━━ Data section

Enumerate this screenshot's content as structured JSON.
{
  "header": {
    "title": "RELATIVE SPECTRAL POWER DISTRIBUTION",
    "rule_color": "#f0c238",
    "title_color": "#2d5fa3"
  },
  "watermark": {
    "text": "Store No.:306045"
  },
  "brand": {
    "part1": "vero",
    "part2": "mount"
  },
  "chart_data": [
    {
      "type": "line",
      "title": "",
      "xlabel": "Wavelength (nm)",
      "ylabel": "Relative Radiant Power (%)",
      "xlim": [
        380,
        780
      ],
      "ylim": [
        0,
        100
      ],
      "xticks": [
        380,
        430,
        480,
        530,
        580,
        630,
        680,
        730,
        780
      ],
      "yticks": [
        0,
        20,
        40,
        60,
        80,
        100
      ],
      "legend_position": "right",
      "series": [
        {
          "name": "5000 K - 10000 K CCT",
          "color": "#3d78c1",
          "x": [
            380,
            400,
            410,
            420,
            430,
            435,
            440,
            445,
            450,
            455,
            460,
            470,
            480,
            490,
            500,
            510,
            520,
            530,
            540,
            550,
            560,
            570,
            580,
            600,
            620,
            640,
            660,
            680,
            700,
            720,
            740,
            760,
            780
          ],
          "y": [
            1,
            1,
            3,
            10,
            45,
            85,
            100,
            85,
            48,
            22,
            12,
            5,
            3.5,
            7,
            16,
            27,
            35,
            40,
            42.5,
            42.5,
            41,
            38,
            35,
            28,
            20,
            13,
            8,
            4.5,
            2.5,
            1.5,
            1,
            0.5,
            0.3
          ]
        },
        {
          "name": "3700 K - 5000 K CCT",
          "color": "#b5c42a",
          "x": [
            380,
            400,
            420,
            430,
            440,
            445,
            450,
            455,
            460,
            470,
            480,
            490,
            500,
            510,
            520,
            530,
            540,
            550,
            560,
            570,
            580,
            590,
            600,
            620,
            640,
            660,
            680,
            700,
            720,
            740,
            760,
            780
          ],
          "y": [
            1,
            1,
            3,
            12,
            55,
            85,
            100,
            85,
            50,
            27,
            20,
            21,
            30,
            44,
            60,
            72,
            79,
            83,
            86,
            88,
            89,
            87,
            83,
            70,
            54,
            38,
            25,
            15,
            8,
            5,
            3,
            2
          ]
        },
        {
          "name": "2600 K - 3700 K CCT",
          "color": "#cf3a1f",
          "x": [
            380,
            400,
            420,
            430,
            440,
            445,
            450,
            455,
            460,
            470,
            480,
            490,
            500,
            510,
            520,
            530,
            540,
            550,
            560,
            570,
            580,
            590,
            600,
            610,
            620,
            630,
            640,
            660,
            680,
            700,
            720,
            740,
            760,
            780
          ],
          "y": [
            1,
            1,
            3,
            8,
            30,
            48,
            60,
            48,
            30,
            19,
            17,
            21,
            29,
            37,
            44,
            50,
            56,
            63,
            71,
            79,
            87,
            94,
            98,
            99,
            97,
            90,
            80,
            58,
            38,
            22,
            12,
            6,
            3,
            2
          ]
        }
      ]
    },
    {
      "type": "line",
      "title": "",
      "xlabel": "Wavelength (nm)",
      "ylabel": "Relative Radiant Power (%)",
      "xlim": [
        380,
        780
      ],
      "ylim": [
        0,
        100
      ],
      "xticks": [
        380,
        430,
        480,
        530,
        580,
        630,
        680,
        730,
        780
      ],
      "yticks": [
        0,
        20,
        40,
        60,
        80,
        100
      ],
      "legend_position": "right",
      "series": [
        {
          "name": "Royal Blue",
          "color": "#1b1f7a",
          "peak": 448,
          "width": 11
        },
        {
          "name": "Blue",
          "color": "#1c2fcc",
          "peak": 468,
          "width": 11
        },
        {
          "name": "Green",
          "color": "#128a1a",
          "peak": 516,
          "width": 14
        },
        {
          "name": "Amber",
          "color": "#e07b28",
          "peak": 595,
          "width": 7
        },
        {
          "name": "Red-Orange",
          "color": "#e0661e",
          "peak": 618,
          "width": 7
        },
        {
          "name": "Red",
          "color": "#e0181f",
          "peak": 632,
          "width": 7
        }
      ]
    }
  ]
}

━━━━

• _Task brief_
Would you reproduce all the entries exactly?

• _Solved problem_
Enumerate this screenshot's content as structured JSON.
{
  "header": {
    "title": "RELATIVE SPECTRAL POWER DISTRIBUTION",
    "rule_color": "#f0c238",
    "title_color": "#2d5fa3"
  },
  "watermark": {
    "text": "Store No.:306045"
  },
  "brand": {
    "part1": "vero",
    "part2": "mount"
  },
  "chart_data": [
    {
      "type": "line",
      "title": "",
      "xlabel": "Wavelength (nm)",
      "ylabel": "Relative Radiant Power (%)",
      "xlim": [
        380,
        780
      ],
      "ylim": [
        0,
        100
      ],
      "xticks": [
        380,
        430,
        480,
        530,
        580,
        630,
        680,
        730,
        780
      ],
      "yticks": [
        0,
        20,
        40,
        60,
        80,
        100
      ],
      "legend_position": "right",
      "series": [
        {
          "name": "5000 K - 10000 K CCT",
          "color": "#3d78c1",
          "x": [
            380,
            400,
            410,
            420,
            430,
            435,
            440,
            445,
            450,
            455,
            460,
            470,
            480,
            490,
            500,
            510,
            520,
            530,
            540,
            550,
            560,
            570,
            580,
            600,
            620,
            640,
            660,
            680,
            700,
            720,
            740,
            760,
            780
          ],
          "y": [
            1,
            1,
            3,
            10,
            45,
            85,
            100,
            85,
            48,
            22,
            12,
            5,
            3.5,
            7,
            16,
            27,
            35,
            40,
            42.5,
            42.5,
            41,
            38,
            35,
            28,
            20,
            13,
            8,
            4.5,
            2.5,
            1.5,
            1,
            0.5,
            0.3
          ]
        },
        {
          "name": "3700 K - 5000 K CCT",
          "color": "#b5c42a",
          "x": [
            380,
            400,
            420,
            430,
            440,
            445,
            450,
            455,
            460,
            470,
            480,
            490,
            500,
            510,
            520,
            530,
            540,
            550,
            560,
            570,
            580,
            590,
            600,
            620,
            640,
            660,
            680,
            700,
            720,
            740,
            760,
            780
          ],
          "y": [
            1,
            1,
            3,
            12,
            55,
            85,
            100,
            85,
            50,
            27,
            20,
            21,
            30,
            44,
            60,
            72,
            79,
            83,
            86,
            88,
            89,
            87,
            83,
            70,
            54,
            38,
            25,
            15,
            8,
            5,
            3,
            2
          ]
        },
        {
          "name": "2600 K - 3700 K CCT",
          "color": "#cf3a1f",
          "x": [
            380,
            400,
            420,
            430,
            440,
            445,
            450,
            455,
            460,
            470,
            480,
            490,
            500,
            510,
            520,
            530,
            540,
            550,
            560,
            570,
            580,
            590,
            600,
            610,
            620,
            630,
            640,
            660,
            680,
            700,
            720,
            740,
            760,
            780
          ],
          "y": [
            1,
            1,
            3,
            8,
            30,
            48,
            60,
            48,
            30,
            19,
            17,
            21,
            29,
            37,
            44,
            50,
            56,
            63,
            71,
            79,
            87,
            94,
            98,
            99,
            97,
            90,
            80,
            58,
            38,
            22,
            12,
            6,
            3,
            2
          ]
        }
      ]
    },
    {
      "type": "line",
      "title": "",
      "xlabel": "Wavelength (nm)",
      "ylabel": "Relative Radiant Power (%)",
      "xlim": [
        380,
        780
      ],
      "ylim": [
        0,
        100
      ],
      "xticks": [
        380,
        430,
        480,
        530,
        580,
        630,
        680,
        730,
        780
      ],
      "yticks": [
        0,
        20,
        40,
        60,
        80,
        100
      ],
      "legend_position": "right",
      "series": [
        {
          "name": "Royal Blue",
          "color": "#1b1f7a",
          "peak": 448,
          "width": 11
        },
        {
          "name": "Blue",
          "color": "#1c2fcc",
          "peak": 468,
          "width": 11
        },
        {
          "name": "Green",
          "color": "#128a1a",
          "peak": 516,
          "width": 14
        },
        {
          "name": "Amber",
          "color": "#e07b28",
          "peak": 595,
          "width": 7
        },
        {
          "name": "Red-Orange",
          "color": "#e0661e",
          "peak": 618,
          "width": 7
        },
        {
          "name": "Red",
          "color": "#e0181f",
          "peak": 632,
          "width": 7
        }
      ]
    }
  ]
}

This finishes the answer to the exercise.